---- RECORDS PROVIDED

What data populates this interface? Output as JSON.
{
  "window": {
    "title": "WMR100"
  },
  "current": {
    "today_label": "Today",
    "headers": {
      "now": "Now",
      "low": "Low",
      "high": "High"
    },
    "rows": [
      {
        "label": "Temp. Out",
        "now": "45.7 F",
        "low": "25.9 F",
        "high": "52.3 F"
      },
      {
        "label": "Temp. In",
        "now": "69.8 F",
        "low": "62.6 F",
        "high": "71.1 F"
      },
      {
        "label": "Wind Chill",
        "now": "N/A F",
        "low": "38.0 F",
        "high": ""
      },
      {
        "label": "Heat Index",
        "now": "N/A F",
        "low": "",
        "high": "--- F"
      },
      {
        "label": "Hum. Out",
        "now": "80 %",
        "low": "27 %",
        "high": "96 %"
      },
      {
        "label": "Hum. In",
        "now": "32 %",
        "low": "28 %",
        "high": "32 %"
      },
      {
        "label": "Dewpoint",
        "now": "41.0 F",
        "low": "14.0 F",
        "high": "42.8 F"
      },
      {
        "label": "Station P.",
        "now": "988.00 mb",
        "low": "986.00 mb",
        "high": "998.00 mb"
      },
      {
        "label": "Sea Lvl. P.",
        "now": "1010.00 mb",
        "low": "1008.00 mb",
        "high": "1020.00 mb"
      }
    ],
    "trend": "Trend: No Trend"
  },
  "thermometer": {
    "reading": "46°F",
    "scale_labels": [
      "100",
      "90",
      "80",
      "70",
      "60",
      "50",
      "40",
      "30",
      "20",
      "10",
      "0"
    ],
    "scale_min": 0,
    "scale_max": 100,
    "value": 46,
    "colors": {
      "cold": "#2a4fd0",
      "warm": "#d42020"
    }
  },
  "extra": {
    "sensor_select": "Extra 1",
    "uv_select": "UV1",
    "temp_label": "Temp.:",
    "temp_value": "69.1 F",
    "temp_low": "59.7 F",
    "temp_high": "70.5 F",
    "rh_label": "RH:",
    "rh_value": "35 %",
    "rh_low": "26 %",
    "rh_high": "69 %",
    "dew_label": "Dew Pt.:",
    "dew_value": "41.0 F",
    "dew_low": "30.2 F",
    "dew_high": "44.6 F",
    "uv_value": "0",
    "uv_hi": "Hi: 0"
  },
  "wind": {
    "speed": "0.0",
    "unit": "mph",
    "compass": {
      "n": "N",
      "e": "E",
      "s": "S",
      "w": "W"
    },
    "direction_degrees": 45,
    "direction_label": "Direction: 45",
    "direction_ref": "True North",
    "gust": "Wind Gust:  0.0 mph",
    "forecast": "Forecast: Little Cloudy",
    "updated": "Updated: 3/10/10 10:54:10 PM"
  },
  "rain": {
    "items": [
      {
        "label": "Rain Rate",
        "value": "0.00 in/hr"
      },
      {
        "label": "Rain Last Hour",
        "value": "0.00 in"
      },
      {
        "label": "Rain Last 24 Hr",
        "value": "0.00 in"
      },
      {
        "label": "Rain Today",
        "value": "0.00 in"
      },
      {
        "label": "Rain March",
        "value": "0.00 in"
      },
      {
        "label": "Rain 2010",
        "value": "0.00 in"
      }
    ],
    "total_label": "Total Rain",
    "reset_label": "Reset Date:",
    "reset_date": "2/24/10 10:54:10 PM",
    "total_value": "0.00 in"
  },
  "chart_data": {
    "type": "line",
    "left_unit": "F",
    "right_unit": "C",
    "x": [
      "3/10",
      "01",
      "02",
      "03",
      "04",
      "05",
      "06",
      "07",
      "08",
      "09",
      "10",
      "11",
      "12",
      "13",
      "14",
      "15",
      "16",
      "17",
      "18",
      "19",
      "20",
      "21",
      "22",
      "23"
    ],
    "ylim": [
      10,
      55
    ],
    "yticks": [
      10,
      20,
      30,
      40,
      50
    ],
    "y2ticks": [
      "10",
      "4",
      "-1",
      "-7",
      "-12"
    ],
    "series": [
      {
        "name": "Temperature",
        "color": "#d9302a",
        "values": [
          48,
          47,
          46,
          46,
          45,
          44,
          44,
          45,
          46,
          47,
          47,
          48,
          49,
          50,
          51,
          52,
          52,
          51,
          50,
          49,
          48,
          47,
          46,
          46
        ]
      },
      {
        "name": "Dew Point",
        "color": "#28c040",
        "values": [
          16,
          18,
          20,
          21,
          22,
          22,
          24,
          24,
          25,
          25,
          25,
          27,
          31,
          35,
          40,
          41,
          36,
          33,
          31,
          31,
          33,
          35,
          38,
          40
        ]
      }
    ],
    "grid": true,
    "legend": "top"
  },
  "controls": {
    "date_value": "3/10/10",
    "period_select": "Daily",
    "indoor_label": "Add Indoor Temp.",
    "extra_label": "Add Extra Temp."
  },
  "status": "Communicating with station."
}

--------

**TASK OBJECTIVE:** Produce an exact copy of the whole listing.

**WRITTEN ANSWER:**
What data populates this interface? Output as JSON.
{
  "window": {
    "title": "WMR100"
  },
  "current": {
    "today_label": "Today",
    "headers": {
      "now": "Now",
      "low": "Low",
      "high": "High"
    },
    "rows": [
      {
        "label": "Temp. Out",
        "now": "45.7 F",
        "low": "25.9 F",
        "high": "52.3 F"
      },
      {
        "label": "Temp. In",
        "now": "69.8 F",
        "low": "62.6 F",
        "high": "71.1 F"
      },
      {
        "label": "Wind Chill",
        "now": "N/A F",
        "low": "38.0 F",
        "high": ""
      },
      {
        "label": "Heat Index",
        "now": "N/A F",
        "low": "",
        "high": "--- F"
      },
      {
        "label": "Hum. Out",
        "now": "80 %",
        "low": "27 %",
        "high": "96 %"
      },
      {
        "label": "Hum. In",
        "now": "32 %",
        "low": "28 %",
        "high": "32 %"
      },
      {
        "label": "Dewpoint",
        "now": "41.0 F",
        "low": "14.0 F",
        "high": "42.8 F"
      },
      {
        "label": "Station P.",
        "now": "988.00 mb",
        "low": "986.00 mb",
        "high": "998.00 mb"
      },
      {
        "label": "Sea Lvl. P.",
        "now": "1010.00 mb",
        "low": "1008.00 mb",
        "high": "1020.00 mb"
      }
    ],
    "trend": "Trend: No Trend"
  },
  "thermometer": {
    "reading": "46°F",
    "scale_labels": [
      "100",
      "90",
      "80",
      "70",
      "60",
      "50",
      "40",
      "30",
      "20",
      "10",
      "0"
    ],
    "scale_min": 0,
    "scale_max": 100,
    "value": 46,
    "colors": {
      "cold": "#2a4fd0",
      "warm": "#d42020"
    }
  },
  "extra": {
    "sensor_select": "Extra 1",
    "uv_select": "UV1",
    "temp_label": "Temp.:",
    "temp_value": "69.1 F",
    "temp_low": "59.7 F",
    "temp_high": "70.5 F",
    "rh_label": "RH:",
    "rh_value": "35 %",
    "rh_low": "26 %",
    "rh_high": "69 %",
    "dew_label": "Dew Pt.:",
    "dew_value": "41.0 F",
    "dew_low": "30.2 F",
    "dew_high": "44.6 F",
    "uv_value": "0",
    "uv_hi": "Hi: 0"
  },
  "wind": {
    "speed": "0.0",
    "unit": "mph",
    "compass": {
      "n": "N",
      "e": "E",
      "s": "S",
      "w": "W"
    },
    "direction_degrees": 45,
    "direction_label": "Direction: 45",
    "direction_ref": "True North",
    "gust": "Wind Gust:  0.0 mph",
    "forecast": "Forecast: Little Cloudy",
    "updated": "Updated: 3/10/10 10:54:10 PM"
  },
  "rain": {
    "items": [
      {
        "label": "Rain Rate",
        "value": "0.00 in/hr"
      },
      {
        "label": "Rain Last Hour",
        "value": "0.00 in"
      },
      {
        "label": "Rain Last 24 Hr",
        "value": "0.00 in"
      },
      {
        "label": "Rain Today",
        "value": "0.00 in"
      },
      {
        "label": "Rain March",
        "value": "0.00 in"
      },
      {
        "label": "Rain 2010",
        "value": "0.00 in"
      }
    ],
    "total_label": "Total Rain",
    "reset_label": "Reset Date:",
    "reset_date": "2/24/10 10:54:10 PM",
    "total_value": "0.00 in"
  },
  "chart_data": {
    "type": "line",
    "left_unit": "F",
    "right_unit": "C",
    "x": [
      "3/10",
      "01",
      "02",
      "03",
      "04",
      "05",
      "06",
      "07",
      "08",
      "09",
      "10",
      "11",
      "12",
      "13",
      "14",
      "15",
      "16",
      "17",
      "18",
      "19",
      "20",
      "21",
      "22",
      "23"
    ],
    "ylim": [
      10,
      55
    ],
    "yticks": [
      10,
      20,
      30,
      40,
      50
    ],
    "y2ticks": [
      "10",
      "4",
      "-1",
      "-7",
      "-12"
    ],
    "series": [
      {
        "name": "Temperature",
        "color": "#d9302a",
        "values": [
          48,
          47,
          46,
          46,
          45,
          44,
          44,
          45,
          46,
          47,
          47,
          48,
          49,
          50,
          51,
          52,
          52,
          51,
          50,
          49,
          48,
          47,
          46,
          46
        ]
      },
      {
        "name": "Dew Point",
        "color": "#28c040",
        "values": [
          16,
          18,
          20,
          21,
          22,
          22,
          24,
          24,
          25,
          25,
          25,
          27,
          31,
          35,
          40,
          41,
          36,
          33,
          31,
          31,
          33,
          35,
          38,
          40
        ]
      }
    ],
    "grid": true,
    "legend": "top"
  },
  "controls": {
    "date_value": "3/10/10",
    "period_select": "Daily",
    "indoor_label": "Add Indoor Temp.",
    "extra_label": "Add Extra Temp."
  },
  "status": "Communicating with station."
}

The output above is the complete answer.